[begin Materials provided]
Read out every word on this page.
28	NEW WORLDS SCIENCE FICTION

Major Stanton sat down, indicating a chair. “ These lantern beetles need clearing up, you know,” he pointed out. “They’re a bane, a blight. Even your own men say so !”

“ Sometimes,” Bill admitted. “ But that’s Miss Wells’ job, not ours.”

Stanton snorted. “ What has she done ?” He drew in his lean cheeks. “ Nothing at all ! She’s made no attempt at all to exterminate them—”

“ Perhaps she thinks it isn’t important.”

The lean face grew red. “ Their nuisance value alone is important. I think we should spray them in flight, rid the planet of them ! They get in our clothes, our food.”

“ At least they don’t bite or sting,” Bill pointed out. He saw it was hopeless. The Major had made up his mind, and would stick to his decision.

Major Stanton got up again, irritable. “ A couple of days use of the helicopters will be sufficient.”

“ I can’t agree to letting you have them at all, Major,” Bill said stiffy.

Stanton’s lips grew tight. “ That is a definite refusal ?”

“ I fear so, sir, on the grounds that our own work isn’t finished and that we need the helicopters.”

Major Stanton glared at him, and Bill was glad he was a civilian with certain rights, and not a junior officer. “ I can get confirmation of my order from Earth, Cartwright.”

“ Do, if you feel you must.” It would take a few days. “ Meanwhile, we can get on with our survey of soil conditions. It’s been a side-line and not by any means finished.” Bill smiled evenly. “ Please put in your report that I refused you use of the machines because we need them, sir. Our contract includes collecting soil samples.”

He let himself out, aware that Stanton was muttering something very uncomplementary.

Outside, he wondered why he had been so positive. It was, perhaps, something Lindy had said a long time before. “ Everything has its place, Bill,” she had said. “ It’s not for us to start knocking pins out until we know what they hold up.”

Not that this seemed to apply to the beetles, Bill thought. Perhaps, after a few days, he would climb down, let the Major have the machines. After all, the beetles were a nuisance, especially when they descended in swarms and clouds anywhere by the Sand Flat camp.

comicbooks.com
[end Materials provided]
### What you are asked to do:
Take each line containing the string "have" and copy it out.

### Solution below:
“ I can’t agree to letting you have them at all, Major,” Bill said stiffy.
Not that this seemed to apply to the beetles, Bill thought. Perhaps, after a few days, he would climb down, let the Major have the machines. After all, the beetles were a nuisance, especially when they descended in swarms and clouds anywhere by the Sand Flat camp.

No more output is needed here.